**Excerpted records:**
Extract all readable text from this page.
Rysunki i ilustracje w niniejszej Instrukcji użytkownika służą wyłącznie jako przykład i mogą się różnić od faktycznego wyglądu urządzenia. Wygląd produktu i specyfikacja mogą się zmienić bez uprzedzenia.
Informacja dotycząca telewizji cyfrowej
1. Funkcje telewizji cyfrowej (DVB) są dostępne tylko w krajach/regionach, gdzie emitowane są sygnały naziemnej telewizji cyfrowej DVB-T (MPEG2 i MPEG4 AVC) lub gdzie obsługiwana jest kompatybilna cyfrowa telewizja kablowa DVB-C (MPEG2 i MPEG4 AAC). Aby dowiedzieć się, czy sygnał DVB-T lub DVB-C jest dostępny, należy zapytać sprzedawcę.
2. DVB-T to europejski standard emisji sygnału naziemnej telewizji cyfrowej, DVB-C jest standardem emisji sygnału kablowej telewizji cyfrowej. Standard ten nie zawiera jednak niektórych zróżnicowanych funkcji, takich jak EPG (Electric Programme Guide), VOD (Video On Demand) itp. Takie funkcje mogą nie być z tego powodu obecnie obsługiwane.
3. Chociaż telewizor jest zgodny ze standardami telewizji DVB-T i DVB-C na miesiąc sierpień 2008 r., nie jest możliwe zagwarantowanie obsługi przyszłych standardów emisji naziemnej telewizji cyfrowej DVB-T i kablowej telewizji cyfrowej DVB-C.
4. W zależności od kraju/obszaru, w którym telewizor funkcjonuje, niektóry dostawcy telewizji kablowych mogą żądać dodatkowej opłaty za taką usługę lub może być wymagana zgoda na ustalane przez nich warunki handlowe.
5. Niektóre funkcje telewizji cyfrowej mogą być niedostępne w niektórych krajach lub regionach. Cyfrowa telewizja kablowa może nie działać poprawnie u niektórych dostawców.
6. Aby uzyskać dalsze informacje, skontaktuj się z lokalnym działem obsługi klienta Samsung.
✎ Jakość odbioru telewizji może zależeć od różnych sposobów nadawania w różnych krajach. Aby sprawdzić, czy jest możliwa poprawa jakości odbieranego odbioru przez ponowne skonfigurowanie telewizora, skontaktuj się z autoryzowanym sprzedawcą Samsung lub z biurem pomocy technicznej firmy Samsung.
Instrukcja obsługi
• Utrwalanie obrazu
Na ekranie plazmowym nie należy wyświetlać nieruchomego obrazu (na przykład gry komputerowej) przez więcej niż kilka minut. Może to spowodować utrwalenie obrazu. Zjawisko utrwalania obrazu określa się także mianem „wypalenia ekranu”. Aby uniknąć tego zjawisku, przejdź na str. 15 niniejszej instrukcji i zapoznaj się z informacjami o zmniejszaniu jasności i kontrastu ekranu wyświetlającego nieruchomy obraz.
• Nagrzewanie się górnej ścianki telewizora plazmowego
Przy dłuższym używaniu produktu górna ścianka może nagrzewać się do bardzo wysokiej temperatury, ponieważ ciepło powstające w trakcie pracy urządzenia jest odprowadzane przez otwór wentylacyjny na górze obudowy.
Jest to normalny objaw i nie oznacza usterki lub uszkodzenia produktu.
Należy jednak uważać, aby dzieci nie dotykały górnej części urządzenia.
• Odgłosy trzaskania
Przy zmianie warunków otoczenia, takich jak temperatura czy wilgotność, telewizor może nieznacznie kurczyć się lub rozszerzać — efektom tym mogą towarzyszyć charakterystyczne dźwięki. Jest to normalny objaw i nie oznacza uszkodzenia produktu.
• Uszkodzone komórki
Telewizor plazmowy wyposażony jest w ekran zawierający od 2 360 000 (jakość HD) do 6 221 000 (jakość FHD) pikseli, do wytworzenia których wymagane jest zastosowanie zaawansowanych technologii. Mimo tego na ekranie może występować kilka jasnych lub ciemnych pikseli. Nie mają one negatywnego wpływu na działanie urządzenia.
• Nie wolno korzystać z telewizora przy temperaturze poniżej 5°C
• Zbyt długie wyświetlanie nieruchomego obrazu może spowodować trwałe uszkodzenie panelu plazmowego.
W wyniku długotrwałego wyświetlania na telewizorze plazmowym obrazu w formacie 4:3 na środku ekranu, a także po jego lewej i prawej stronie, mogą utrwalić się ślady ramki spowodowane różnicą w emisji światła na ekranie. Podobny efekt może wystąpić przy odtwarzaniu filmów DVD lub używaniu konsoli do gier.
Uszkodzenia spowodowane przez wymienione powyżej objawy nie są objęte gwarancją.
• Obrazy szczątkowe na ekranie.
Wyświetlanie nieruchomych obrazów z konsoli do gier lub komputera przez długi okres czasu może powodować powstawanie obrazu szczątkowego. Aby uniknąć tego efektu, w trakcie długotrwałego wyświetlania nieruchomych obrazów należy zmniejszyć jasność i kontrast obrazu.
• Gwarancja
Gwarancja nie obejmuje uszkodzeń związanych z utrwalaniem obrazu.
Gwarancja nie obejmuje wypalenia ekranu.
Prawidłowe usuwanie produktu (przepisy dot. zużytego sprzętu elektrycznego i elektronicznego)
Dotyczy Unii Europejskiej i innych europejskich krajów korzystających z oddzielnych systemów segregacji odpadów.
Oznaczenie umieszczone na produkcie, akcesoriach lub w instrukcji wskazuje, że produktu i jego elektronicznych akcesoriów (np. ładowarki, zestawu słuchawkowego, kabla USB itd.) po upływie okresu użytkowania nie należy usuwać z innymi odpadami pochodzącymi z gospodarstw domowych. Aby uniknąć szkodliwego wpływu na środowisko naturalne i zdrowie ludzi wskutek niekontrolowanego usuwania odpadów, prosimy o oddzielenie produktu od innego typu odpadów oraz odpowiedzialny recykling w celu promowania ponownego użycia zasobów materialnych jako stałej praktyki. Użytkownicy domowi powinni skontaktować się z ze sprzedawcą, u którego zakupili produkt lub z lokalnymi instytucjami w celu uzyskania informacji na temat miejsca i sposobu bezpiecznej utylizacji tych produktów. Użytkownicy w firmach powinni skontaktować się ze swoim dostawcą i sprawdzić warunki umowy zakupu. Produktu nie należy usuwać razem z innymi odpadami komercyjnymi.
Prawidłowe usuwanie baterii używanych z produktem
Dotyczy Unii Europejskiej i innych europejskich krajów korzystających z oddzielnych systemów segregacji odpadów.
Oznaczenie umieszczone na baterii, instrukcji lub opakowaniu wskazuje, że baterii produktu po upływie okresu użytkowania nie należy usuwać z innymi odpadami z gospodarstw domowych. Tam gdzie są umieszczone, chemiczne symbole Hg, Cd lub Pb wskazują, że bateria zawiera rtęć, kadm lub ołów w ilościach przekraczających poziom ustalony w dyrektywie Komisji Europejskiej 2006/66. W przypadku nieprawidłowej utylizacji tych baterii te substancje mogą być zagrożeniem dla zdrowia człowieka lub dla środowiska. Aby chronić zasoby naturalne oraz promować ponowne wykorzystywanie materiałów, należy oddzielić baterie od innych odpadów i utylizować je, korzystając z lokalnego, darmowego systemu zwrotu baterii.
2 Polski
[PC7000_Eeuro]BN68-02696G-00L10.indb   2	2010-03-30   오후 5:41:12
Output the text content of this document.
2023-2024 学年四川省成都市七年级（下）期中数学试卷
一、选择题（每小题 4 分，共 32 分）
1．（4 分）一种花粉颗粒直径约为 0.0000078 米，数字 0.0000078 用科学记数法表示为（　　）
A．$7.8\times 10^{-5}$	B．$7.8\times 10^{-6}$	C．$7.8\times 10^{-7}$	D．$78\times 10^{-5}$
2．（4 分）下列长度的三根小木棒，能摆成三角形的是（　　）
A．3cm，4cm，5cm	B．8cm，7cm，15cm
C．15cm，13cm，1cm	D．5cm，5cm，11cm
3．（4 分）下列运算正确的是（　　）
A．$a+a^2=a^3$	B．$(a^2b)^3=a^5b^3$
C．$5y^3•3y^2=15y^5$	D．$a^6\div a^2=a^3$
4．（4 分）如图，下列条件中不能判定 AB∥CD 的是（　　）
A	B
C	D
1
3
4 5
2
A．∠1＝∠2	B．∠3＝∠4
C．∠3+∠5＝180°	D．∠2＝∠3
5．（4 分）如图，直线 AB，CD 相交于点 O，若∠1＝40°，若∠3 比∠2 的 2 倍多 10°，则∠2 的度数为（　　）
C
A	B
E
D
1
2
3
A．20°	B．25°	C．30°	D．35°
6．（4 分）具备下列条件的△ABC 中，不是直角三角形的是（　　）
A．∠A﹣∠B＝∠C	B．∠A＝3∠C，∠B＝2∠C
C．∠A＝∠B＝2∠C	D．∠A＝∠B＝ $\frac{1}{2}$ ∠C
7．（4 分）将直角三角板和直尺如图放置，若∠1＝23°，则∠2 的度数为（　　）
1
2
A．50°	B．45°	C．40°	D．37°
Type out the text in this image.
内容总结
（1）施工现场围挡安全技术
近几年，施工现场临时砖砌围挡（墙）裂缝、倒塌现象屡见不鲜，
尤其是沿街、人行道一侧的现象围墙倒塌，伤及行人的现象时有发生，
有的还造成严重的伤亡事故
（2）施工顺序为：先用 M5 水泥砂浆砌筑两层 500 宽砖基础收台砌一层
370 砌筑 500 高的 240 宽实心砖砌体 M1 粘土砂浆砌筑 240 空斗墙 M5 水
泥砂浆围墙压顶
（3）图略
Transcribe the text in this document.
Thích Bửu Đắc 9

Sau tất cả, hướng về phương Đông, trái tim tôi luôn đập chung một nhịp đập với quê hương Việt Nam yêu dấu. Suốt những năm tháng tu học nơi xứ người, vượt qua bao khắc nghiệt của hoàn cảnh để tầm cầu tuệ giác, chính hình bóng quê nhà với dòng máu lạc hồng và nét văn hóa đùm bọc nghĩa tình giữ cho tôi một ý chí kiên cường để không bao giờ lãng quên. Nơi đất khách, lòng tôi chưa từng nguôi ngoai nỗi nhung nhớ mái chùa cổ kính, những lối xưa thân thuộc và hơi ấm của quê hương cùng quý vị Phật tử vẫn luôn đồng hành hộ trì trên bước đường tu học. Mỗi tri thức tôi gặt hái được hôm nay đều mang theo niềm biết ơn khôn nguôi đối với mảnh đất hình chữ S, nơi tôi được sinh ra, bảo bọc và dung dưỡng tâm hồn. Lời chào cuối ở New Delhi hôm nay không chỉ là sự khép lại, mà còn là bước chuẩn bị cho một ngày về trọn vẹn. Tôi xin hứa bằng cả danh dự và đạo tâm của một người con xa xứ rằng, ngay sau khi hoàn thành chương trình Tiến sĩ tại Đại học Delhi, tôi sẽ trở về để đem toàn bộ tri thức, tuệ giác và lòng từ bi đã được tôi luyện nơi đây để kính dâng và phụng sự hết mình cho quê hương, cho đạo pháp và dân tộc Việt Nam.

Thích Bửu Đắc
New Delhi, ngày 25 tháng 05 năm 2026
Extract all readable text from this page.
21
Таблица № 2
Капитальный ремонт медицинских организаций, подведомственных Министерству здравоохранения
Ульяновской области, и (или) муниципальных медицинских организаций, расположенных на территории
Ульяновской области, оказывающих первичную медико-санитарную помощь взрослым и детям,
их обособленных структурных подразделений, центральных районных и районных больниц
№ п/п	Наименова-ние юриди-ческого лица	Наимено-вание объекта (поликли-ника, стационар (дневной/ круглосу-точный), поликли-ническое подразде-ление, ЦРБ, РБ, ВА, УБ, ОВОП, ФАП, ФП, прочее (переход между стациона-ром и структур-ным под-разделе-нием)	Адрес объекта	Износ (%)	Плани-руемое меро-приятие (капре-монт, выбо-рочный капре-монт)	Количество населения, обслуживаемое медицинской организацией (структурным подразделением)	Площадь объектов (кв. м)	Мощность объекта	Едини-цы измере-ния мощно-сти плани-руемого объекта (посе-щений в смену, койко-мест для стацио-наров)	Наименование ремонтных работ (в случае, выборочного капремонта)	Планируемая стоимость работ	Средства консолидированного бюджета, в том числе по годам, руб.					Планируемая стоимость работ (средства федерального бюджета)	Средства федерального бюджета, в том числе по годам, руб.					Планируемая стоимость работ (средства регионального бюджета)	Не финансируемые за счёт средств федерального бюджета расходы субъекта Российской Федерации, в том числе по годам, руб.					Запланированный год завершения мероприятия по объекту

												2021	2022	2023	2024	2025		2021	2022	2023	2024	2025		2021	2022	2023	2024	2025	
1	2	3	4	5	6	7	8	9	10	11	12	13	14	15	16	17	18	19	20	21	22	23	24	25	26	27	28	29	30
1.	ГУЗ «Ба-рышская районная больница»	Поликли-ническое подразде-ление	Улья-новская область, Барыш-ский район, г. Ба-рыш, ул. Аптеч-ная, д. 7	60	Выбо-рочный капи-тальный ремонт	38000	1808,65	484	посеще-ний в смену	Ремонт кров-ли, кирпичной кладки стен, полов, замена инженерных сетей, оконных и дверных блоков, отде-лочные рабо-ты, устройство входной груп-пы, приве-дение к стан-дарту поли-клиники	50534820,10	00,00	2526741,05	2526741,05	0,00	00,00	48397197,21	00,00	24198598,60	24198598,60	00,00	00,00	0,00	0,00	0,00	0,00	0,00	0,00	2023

**Written request:**
Find every line that has "regionach" in it, then return those lines.

**Finished exercise:**
1. Funkcje telewizji cyfrowej (DVB) są dostępne tylko w krajach/regionach, gdzie emitowane są sygnały naziemnej telewizji cyfrowej DVB-T (MPEG2 i MPEG4 AVC) lub gdzie obsługiwana jest kompatybilna cyfrowa telewizja kablowa DVB-C (MPEG2 i MPEG4 AAC). Aby dowiedzieć się, czy sygnał DVB-T lub DVB-C jest dostępny, należy zapytać sprzedawcę.
5. Niektóre funkcje telewizji cyfrowej mogą być niedostępne w niektórych krajach lub regionach. Cyfrowa telewizja kablowa może nie działać poprawnie u niektórych dostawców.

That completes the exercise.